Figure dataset records
+--

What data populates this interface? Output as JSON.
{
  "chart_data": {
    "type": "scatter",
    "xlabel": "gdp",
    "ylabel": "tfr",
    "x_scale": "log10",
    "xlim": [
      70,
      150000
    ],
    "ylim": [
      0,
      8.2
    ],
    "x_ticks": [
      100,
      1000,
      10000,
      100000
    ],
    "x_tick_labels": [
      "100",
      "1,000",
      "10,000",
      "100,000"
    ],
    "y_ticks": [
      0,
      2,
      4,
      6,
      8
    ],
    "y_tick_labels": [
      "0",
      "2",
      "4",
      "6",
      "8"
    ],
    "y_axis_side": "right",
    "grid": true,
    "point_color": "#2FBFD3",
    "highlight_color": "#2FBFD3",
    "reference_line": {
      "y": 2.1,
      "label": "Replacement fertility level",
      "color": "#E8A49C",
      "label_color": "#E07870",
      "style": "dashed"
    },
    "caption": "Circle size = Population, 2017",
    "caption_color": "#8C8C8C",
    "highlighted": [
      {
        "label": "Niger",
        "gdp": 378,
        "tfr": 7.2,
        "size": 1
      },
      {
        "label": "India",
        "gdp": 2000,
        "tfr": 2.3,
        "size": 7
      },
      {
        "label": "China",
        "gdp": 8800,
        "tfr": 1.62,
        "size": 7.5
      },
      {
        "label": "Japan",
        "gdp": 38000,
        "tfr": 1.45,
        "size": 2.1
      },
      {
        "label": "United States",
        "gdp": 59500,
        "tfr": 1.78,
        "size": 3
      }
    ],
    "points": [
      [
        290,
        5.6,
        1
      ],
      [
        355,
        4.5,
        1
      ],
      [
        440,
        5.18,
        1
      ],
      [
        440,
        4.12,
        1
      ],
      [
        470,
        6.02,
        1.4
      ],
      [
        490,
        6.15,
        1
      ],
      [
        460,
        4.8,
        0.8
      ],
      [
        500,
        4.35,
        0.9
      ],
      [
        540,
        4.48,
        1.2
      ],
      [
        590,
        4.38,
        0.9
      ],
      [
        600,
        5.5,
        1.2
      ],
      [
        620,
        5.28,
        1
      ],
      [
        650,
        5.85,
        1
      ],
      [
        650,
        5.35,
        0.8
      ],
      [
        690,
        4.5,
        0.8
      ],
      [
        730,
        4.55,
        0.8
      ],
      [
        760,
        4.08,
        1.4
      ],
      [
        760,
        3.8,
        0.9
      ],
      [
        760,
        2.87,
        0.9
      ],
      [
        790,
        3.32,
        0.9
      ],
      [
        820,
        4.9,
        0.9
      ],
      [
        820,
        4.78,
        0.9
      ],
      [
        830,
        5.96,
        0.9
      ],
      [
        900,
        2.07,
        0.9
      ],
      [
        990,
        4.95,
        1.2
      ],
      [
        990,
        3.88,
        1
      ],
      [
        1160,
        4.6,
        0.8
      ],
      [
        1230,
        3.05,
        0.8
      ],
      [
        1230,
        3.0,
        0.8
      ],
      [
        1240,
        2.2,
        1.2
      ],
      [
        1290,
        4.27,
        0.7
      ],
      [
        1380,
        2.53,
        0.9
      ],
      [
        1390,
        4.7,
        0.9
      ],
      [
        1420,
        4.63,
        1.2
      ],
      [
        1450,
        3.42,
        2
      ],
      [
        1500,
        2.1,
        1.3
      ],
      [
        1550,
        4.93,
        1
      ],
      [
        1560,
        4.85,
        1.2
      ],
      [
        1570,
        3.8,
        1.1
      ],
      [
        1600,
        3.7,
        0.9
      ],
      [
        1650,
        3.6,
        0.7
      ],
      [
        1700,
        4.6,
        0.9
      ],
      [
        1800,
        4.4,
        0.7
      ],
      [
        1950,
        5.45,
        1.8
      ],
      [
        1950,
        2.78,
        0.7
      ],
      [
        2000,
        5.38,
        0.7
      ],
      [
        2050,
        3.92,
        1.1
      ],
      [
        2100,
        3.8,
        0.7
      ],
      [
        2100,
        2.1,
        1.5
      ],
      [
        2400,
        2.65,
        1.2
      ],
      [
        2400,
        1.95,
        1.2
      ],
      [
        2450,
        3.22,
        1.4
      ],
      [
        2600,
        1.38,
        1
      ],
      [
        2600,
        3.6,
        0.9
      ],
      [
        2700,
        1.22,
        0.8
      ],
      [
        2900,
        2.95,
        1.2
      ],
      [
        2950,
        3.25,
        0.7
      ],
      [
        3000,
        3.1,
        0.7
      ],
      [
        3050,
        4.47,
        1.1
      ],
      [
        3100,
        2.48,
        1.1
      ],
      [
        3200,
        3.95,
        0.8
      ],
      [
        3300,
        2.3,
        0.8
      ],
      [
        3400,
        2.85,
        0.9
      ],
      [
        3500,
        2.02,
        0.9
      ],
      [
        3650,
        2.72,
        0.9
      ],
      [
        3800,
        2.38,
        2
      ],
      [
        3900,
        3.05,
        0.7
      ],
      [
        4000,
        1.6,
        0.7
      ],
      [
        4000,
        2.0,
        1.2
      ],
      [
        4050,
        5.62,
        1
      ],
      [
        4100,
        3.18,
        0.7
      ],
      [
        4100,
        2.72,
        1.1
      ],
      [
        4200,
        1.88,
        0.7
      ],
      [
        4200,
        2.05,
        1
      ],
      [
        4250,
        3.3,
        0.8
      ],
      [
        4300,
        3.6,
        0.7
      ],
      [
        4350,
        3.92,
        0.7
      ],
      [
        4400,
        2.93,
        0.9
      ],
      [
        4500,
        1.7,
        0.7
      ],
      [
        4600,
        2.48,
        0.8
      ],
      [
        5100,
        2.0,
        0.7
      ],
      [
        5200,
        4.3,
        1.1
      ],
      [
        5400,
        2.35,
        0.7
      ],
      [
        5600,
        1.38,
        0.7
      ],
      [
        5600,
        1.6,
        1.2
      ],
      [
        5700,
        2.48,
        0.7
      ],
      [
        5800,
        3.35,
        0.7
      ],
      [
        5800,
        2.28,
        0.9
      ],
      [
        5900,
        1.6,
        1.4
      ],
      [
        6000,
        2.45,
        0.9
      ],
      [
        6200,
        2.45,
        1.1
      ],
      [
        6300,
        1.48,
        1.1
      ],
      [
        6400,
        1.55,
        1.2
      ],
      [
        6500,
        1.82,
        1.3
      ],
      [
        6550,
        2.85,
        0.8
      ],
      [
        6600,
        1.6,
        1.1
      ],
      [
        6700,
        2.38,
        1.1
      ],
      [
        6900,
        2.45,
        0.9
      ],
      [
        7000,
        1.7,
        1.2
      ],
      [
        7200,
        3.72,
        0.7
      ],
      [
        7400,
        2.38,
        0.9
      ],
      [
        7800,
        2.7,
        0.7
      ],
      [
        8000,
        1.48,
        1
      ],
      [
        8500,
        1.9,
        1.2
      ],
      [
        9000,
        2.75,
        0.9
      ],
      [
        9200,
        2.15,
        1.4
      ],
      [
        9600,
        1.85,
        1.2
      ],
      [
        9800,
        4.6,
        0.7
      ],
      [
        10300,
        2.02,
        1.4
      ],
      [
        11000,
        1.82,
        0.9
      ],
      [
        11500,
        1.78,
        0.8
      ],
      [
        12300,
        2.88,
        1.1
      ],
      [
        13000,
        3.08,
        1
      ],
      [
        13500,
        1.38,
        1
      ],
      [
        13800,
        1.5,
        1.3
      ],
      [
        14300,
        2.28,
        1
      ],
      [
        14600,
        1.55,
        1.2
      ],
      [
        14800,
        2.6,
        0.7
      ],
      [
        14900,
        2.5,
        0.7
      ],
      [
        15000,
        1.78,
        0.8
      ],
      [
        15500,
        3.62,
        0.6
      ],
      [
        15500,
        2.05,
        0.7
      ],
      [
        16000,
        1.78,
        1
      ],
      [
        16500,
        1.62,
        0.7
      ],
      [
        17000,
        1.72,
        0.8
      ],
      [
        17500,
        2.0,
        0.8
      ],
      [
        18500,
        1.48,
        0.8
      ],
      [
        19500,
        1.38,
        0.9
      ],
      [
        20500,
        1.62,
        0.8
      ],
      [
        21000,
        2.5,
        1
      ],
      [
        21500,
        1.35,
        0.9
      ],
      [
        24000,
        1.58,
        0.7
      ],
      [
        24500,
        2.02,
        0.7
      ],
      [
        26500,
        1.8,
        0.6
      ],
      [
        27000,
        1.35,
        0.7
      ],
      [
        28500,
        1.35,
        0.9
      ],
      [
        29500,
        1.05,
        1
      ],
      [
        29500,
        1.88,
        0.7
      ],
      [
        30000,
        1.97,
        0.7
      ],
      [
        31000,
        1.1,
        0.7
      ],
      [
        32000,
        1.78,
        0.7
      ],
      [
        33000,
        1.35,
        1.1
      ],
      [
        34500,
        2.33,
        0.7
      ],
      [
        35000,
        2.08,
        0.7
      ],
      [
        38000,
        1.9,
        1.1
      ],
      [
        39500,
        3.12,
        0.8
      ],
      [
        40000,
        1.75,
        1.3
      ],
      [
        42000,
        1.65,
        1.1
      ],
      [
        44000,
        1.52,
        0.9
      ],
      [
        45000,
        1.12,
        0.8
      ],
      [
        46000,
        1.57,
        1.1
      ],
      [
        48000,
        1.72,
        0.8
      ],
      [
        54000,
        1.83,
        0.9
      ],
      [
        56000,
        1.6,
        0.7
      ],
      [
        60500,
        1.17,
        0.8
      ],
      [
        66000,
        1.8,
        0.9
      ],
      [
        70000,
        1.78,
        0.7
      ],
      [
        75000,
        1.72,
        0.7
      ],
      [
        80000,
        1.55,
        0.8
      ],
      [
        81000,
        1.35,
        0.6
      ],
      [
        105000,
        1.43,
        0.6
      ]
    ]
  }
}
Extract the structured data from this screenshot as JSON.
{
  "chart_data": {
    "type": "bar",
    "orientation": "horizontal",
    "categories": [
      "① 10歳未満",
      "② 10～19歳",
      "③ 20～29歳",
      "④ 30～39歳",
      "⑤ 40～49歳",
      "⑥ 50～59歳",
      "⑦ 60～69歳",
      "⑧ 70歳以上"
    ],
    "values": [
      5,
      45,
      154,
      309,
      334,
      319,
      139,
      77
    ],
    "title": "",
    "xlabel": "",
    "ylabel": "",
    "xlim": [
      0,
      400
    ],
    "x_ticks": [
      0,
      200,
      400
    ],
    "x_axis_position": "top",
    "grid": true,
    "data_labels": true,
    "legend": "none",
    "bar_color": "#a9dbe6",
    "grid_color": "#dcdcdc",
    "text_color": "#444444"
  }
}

+--

Repeat exactly the lines above, starting with the line that contains "Extract the structured" and ending with the last line, both included, and nothing else.

Extract the structured data from this screenshot as JSON.
{
  "chart_data": {
    "type": "bar",
    "orientation": "horizontal",
    "categories": [
      "① 10歳未満",
      "② 10～19歳",
      "③ 20～29歳",
      "④ 30～39歳",
      "⑤ 40～49歳",
      "⑥ 50～59歳",
      "⑦ 60～69歳",
      "⑧ 70歳以上"
    ],
    "values": [
      5,
      45,
      154,
      309,
      334,
      319,
      139,
      77
    ],
    "title": "",
    "xlabel": "",
    "ylabel": "",
    "xlim": [
      0,
      400
    ],
    "x_ticks": [
      0,
      200,
      400
    ],
    "x_axis_position": "top",
    "grid": true,
    "data_labels": true,
    "legend": "none",
    "bar_color": "#a9dbe6",
    "grid_color": "#dcdcdc",
    "text_color": "#444444"
  }
}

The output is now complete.